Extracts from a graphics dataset
____________________
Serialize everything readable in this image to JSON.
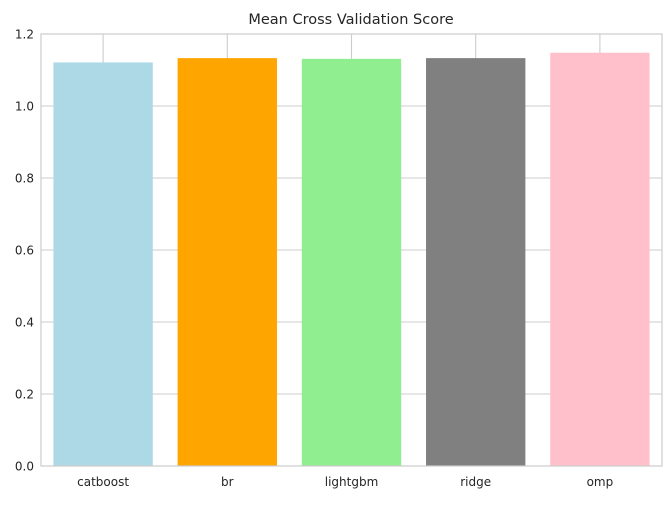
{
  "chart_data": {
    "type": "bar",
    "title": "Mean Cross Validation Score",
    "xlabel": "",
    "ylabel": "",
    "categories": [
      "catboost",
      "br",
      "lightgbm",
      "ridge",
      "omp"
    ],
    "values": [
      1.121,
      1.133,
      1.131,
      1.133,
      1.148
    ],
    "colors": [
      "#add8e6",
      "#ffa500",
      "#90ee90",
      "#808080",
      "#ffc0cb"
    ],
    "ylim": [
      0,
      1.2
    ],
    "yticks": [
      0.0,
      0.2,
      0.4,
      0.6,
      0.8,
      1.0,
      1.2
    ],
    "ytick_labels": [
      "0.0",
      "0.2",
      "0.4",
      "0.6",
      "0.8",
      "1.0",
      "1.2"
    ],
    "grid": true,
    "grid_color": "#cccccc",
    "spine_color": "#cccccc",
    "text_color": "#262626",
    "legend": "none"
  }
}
____________________
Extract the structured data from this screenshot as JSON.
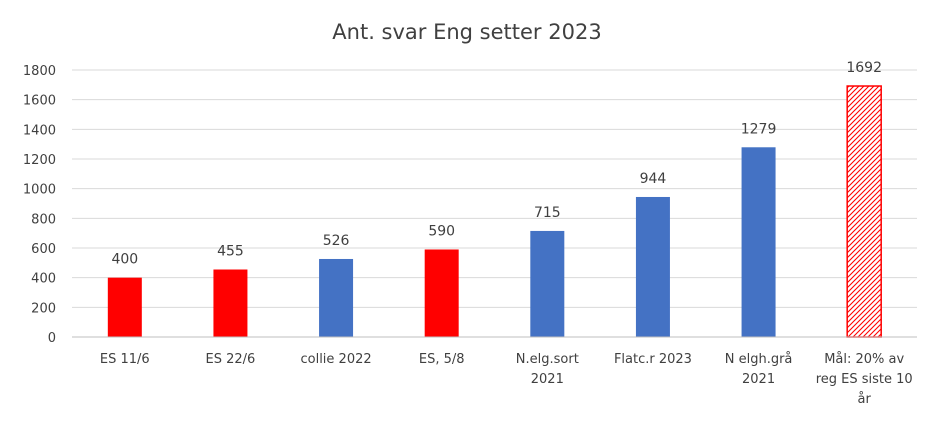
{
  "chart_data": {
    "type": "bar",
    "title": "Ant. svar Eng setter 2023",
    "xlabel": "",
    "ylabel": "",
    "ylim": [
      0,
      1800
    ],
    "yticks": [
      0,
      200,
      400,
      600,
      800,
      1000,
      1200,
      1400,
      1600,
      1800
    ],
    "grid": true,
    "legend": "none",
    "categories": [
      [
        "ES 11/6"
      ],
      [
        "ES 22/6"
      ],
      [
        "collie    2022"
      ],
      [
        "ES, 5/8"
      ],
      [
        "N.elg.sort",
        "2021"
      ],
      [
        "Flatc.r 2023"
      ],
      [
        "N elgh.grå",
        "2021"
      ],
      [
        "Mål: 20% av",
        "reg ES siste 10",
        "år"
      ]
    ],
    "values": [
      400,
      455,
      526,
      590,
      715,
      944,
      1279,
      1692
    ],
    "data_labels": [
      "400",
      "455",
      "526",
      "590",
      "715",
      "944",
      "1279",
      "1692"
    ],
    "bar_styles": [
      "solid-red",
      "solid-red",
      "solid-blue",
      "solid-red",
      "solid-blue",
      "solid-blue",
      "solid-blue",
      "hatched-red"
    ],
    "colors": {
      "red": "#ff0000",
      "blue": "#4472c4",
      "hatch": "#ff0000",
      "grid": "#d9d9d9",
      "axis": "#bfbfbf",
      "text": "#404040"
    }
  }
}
____________________
Locate all lines in the listing above with the word "title". Copy them.

    "title": "Mean Cross Validation Score",
    "title": "Ant. svar Eng setter 2023",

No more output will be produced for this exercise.